◆ Figure content listings ◆
+-------+
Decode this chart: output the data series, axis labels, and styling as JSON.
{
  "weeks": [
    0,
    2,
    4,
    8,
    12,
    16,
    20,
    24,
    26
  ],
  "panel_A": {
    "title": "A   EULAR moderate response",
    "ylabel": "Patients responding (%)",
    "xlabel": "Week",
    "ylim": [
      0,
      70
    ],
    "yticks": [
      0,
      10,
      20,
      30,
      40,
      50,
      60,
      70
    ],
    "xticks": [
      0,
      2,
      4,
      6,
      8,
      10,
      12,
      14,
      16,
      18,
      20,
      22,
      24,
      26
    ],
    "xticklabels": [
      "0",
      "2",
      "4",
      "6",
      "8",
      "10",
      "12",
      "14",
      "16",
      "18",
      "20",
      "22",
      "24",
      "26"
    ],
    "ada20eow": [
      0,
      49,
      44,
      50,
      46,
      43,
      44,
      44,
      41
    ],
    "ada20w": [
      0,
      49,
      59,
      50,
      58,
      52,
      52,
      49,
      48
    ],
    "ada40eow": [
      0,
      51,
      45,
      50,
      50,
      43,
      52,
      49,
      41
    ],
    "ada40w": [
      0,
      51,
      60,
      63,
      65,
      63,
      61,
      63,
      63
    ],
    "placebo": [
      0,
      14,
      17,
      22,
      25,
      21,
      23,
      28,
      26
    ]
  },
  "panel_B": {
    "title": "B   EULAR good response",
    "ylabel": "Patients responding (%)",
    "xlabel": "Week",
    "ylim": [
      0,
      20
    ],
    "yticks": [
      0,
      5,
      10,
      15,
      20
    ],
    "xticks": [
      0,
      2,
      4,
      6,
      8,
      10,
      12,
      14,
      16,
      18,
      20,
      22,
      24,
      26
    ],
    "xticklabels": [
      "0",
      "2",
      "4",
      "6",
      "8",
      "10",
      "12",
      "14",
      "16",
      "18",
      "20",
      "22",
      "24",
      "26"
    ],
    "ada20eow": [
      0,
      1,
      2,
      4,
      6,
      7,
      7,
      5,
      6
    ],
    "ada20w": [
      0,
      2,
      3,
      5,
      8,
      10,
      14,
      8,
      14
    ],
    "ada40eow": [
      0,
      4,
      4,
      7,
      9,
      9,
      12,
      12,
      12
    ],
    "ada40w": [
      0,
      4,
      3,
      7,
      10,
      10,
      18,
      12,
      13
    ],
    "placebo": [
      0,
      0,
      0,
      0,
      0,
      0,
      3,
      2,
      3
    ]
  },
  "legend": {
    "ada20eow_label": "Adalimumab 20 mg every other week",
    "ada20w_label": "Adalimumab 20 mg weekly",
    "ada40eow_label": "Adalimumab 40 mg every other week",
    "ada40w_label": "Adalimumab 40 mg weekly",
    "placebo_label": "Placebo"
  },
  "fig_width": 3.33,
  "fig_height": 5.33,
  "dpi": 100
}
+-------+
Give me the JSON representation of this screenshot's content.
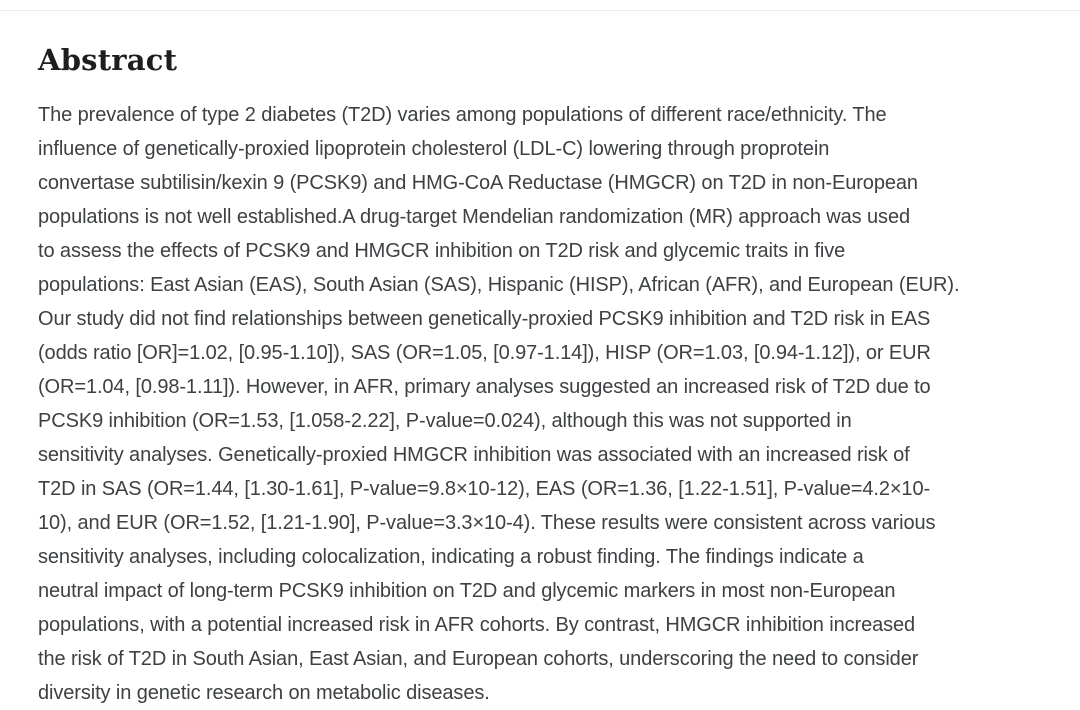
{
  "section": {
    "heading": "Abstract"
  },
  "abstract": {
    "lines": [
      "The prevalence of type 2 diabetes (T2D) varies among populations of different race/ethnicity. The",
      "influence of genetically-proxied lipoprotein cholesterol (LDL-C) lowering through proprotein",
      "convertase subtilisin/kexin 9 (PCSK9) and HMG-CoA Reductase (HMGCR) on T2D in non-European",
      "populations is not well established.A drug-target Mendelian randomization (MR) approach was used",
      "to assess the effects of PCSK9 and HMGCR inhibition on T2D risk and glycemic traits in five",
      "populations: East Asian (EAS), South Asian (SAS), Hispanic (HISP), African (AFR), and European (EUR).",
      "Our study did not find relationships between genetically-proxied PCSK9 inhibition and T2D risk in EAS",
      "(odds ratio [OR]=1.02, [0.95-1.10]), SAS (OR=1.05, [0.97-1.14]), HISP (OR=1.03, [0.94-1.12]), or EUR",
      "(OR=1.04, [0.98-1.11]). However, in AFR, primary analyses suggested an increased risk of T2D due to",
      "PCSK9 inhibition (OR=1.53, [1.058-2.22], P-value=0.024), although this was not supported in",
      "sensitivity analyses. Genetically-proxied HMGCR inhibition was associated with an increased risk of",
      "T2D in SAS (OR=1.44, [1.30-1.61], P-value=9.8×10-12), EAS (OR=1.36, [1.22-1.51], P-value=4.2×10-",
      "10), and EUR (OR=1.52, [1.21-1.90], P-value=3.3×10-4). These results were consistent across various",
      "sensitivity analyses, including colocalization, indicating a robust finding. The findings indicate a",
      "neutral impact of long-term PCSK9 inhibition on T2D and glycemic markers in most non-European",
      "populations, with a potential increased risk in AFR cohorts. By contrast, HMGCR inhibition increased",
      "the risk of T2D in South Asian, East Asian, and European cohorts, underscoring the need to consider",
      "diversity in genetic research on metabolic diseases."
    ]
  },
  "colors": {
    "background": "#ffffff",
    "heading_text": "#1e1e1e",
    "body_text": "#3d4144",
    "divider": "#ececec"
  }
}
+-------+
◆ Problem statement ◆
Find every line in the records above that contains the word "other", and copy each one.

◆ Exercise solution ◆
    "ada20eow_label": "Adalimumab 20 mg every other week",
    "ada40eow_label": "Adalimumab 40 mg every other week",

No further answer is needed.